-- Begin DATA SHOWN --

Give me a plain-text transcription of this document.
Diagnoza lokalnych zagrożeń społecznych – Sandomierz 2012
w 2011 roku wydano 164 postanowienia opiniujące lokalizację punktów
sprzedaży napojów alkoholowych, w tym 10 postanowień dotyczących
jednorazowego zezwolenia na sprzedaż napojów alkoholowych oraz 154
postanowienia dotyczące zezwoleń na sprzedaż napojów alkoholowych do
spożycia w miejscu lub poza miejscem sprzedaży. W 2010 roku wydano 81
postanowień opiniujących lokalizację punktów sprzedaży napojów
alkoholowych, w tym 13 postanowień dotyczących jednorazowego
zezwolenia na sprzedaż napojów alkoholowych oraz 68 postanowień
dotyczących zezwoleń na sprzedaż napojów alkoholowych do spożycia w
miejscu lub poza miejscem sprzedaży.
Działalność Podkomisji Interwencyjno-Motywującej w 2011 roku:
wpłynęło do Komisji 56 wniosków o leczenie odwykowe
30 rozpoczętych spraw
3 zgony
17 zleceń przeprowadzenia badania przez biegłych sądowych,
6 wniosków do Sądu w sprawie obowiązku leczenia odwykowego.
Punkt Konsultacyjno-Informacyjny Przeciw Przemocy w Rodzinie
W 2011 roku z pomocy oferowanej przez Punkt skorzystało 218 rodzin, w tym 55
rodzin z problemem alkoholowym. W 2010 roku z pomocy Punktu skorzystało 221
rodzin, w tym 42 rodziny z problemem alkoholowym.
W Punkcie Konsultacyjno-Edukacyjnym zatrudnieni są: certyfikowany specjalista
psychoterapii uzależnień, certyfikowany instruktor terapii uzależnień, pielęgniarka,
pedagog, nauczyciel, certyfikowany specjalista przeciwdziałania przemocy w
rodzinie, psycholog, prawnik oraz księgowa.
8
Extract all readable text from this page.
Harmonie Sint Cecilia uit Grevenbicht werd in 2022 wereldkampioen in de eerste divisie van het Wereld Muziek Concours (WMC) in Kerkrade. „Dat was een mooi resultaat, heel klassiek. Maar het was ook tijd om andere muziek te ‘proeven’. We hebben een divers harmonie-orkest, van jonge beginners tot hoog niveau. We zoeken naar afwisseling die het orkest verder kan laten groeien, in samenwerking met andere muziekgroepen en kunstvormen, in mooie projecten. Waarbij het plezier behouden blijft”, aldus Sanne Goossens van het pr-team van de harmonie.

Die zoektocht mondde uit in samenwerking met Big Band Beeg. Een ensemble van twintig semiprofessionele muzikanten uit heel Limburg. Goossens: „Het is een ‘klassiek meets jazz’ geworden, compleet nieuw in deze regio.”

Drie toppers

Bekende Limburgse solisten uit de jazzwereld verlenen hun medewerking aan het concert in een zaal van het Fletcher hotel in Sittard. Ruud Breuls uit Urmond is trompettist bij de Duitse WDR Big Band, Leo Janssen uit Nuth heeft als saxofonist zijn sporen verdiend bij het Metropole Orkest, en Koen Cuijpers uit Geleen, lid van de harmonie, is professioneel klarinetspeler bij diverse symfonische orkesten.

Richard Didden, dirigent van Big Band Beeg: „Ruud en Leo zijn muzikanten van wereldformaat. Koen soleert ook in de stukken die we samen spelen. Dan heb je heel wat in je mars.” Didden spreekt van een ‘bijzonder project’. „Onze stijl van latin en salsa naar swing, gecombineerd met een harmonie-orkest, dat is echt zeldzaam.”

-- End DATA SHOWN --
-- Begin DATA SHOWN --

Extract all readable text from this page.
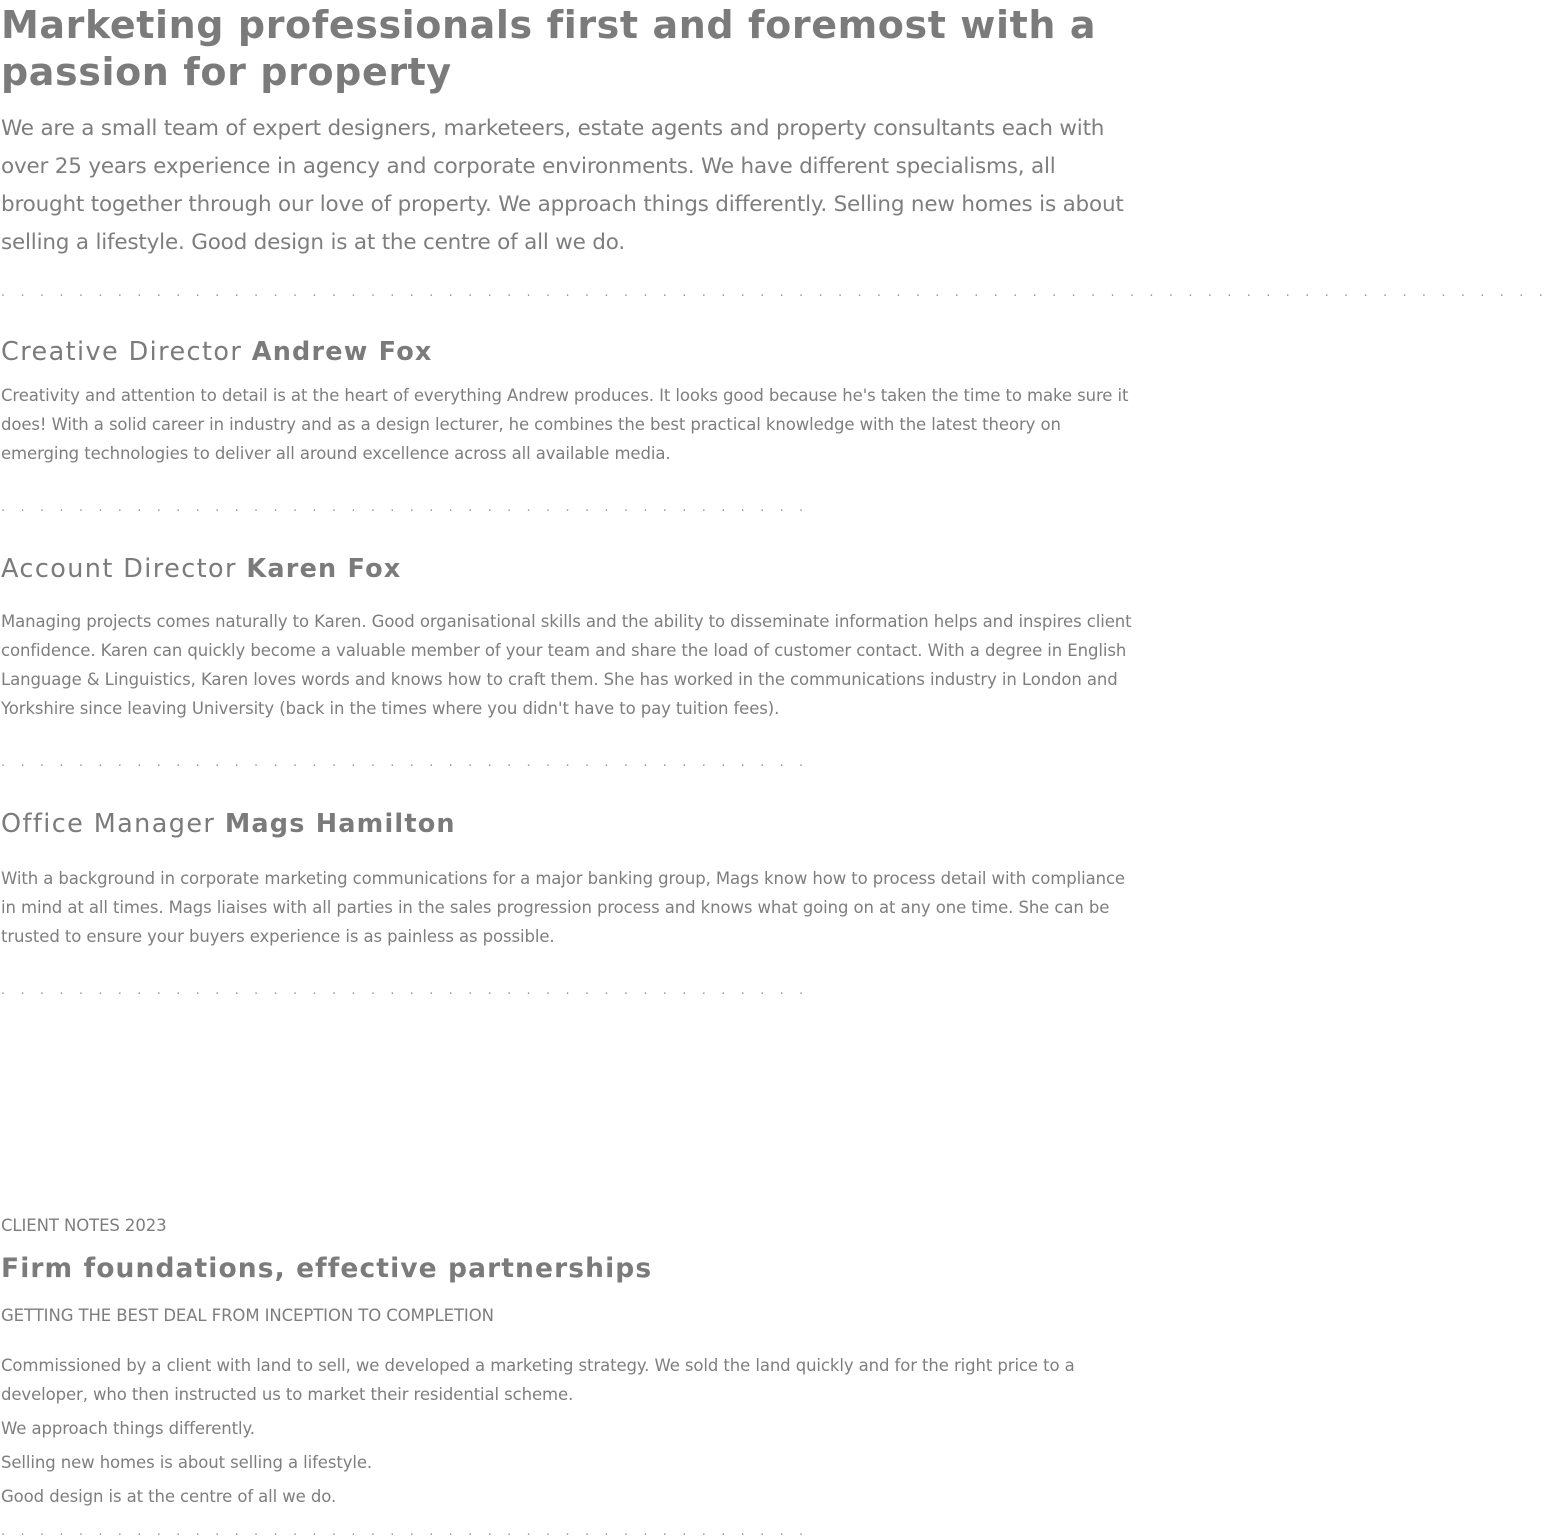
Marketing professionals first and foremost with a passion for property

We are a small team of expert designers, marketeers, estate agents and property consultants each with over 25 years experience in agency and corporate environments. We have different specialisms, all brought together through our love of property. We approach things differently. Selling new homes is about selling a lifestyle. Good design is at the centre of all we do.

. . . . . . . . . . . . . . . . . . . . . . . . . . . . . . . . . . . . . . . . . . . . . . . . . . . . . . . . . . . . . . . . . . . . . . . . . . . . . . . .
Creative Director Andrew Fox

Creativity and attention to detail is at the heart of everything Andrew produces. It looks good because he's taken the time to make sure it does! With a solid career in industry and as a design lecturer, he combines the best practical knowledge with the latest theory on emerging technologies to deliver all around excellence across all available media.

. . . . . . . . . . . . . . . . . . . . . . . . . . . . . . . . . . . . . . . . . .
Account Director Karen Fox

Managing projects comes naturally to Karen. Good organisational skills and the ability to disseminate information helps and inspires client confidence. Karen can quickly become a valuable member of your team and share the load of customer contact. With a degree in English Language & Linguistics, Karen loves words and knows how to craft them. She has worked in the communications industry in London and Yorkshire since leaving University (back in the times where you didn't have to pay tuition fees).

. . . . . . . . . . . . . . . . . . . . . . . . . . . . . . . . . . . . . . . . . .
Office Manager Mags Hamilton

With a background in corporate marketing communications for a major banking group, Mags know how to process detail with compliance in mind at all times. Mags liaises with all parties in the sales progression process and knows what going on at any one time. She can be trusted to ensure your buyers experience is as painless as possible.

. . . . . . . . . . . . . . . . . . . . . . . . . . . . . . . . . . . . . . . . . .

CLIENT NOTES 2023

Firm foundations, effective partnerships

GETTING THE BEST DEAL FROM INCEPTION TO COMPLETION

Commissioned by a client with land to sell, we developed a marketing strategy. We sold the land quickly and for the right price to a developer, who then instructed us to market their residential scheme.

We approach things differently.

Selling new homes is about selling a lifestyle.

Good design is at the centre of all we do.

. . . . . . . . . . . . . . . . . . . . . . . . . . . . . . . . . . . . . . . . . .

-- End DATA SHOWN --

Of the lines in the material, how many contain the word "wniosków"? Reply with the number and nothing else.

■ **OUTPUT**
2